As a footnote (one to be noted only by the subset of word nerds who delight in the details of nomenclature), for decades, it was said by many, even normally reliable sources, that SL stood for sports Sports Leicht (sports light) and the history of the Mercedes-Benz alphabet soup was such that it could have gone either way (the SSKL (1929) was the Super Sports Kurz (short) Leicht (light) and from the 1950s on, for the SL, even the factory variously used Sports Leicht and Super Leicht.  It was only in 2017 it published a 1952 paper (unearthed from the corporate archive) confirming the correct abbreviation is Super Leicht.  Sports Leicht Rennsport (Sport Light Racing) seems to be used for the the SLRs because they were built as pure race cars, the W198 and later SLs being road cars but there are references also to Super Leicht Rennsport.  By implication, that would suggest the original 300SL (the 1951 W194) should have been a Sport Leicht because it was built only for competition but given the relevant document dates from 1952, it must have been a reference to the W194 which is thus also a Sport Leicht.  Further to muddy the waters, in 1957 the factory prepared two lightweight cars based on the new 300 SL Roadster (1957-1963) for use in US road racing and these were (at the time) designated 300 SLS (Sports Leicht Sport), the occasional reference (in translation) as "Sports Light Special" not supported by any evidence.  The best quirk of the SLS tale however is the machine which inspired the model was a one-off race-car built by Californian coachbuilder ("body-man" in the vernacular of the West Coast hot rod community) Chuck Porter (1915-1982).  Porter's SLS was built on the space-fame of a wrecked 300 SL gullwing (purchased for a reputed US$500) and followed the lines of the 300 SLR roadsters as closely as the W198 frame (taller than that of the W196S) allowed.  Although it was never an "official" designation, Porter referred to his creation as SL-S, the appended "S" standing for "scrap".      

The SLR and its antecedents.

----

--- SET OF TASKS ---
a) List every chassis code beginning with the letter "W" that the passage on the Mercedes-Benz SL name mentions.
b) Summarize the passage on the Mercedes-Benz SL name in two sentences.
c) Write a continuation of the passage on the Mercedes-Benz SL name, beginning after its last line.
The entries after this text have no part in any of this work.

--- SUPPLIED INFORMATION ---
----

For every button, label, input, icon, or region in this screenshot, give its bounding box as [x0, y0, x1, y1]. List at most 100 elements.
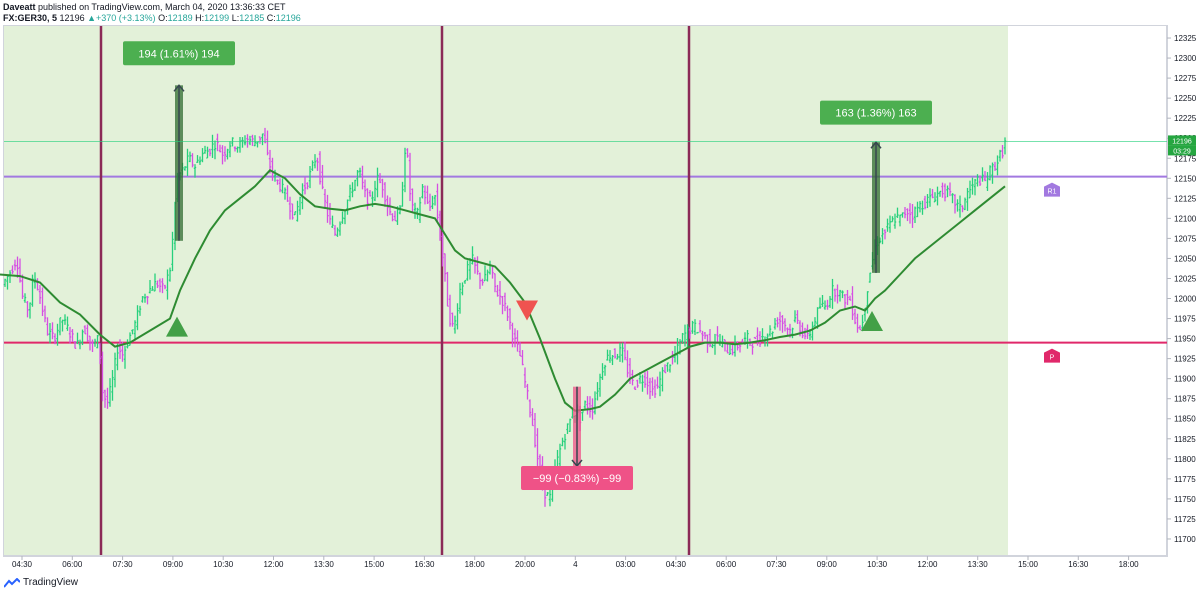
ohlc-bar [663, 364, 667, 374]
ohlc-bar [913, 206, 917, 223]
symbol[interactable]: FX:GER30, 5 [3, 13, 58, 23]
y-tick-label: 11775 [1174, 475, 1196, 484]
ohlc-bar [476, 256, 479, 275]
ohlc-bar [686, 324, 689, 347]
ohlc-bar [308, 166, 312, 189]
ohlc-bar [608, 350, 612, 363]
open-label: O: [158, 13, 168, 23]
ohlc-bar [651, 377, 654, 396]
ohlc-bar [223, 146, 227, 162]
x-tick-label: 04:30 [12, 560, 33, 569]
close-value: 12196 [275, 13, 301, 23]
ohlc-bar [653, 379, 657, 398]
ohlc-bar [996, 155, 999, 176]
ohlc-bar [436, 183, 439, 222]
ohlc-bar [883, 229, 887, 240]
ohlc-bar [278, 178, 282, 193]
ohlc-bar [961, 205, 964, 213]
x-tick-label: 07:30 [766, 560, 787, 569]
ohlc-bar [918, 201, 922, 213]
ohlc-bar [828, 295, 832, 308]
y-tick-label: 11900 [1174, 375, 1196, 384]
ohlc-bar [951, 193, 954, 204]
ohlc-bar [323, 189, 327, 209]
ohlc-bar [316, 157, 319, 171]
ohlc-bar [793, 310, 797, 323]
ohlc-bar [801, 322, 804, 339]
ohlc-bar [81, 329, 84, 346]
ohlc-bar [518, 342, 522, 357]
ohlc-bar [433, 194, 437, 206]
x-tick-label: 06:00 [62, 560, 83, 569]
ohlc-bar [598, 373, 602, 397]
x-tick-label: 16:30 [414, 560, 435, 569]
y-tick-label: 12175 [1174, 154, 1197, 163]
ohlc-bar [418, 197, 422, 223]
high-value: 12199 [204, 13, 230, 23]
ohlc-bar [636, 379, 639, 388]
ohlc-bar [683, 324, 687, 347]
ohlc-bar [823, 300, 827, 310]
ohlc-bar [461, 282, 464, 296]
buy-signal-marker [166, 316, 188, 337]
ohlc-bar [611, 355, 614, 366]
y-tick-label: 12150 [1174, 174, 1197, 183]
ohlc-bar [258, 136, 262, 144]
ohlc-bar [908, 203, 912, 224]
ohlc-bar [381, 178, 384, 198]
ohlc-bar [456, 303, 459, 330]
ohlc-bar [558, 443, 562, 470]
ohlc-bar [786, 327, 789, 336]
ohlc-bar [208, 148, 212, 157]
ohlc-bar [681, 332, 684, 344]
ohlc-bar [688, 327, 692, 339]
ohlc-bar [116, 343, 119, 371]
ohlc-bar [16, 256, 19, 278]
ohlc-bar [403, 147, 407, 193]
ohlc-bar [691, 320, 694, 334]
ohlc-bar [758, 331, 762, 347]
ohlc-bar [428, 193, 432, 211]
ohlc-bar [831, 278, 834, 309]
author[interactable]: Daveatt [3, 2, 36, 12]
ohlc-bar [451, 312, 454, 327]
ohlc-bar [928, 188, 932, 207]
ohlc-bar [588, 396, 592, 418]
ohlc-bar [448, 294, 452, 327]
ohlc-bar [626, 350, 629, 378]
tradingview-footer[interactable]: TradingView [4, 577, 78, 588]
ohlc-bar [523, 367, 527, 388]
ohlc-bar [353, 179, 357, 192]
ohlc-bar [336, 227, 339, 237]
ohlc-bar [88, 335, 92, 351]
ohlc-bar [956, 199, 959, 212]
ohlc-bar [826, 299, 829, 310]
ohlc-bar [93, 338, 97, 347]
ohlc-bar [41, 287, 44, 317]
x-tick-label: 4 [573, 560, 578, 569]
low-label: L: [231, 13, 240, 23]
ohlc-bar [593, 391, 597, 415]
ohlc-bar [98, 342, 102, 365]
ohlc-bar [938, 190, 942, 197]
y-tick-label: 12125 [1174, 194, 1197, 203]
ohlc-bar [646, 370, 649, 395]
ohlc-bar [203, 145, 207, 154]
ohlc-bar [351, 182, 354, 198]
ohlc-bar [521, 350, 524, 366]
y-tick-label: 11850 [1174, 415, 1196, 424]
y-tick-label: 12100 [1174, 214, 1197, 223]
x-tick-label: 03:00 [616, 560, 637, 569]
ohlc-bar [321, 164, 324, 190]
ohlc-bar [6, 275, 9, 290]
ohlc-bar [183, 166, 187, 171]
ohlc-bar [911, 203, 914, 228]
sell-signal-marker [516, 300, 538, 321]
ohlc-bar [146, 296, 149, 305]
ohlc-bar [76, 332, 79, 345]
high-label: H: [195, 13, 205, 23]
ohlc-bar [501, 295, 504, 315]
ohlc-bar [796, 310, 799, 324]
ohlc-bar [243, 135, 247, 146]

----

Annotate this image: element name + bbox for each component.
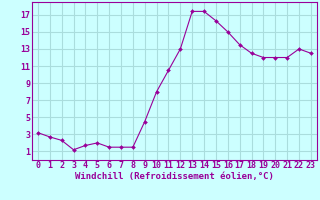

----

--- REPLIES ---
a) W198, W194, W196S

b) For decades many sources said SL stood for Sports Leicht, and from the 1950s even the factory used both Sports Leicht and Super Leicht, until in 2017 it published a 1952 paper confirming Super Leicht as correct. In 1957 the factory built two lightweight cars based on the 300 SL Roadster for US road racing, designated 300 SLS, and the model was inspired by Chuck Porter's one-off race car, built on the frame of a wrecked 300 SL gullwing, which he called SL-S, with the "S" standing for "scrap".

c)
A Uhlenhaut coupé and a 300 SLR of course appeared for the photo sessions when in 2003 the factory staged the official release of the SLR McLaren and to may explicit the link with the past, the phrase “gullwing doors” appeared in the press kit documents no less than seven times.  Presumably, journalists got the message but they weren’t fooled and the doors have always, correctly, been called “butterflies”.  Unlike the machines of the 1950s which were built with an aluminium skin atop a space-frame, the twenty-first century SLRs were a monocoque (engineers say the sometimes heard “monocoque shell” is tautological) of reinforced carbon fibre.  Although the dynamic qualities were acknowledged and it was, by all but the measure of hyper-cars, very fast indeed, the reception it has enjoyed has always been strangely muted, testers seeming to find the thing rather “soulless”.  That seemed to imply a lack of “character” which really seems to suggest an absence of obvious flaws, the quirks and idiosyncrasies which can at once enrage and endear.

The nature of monocoque.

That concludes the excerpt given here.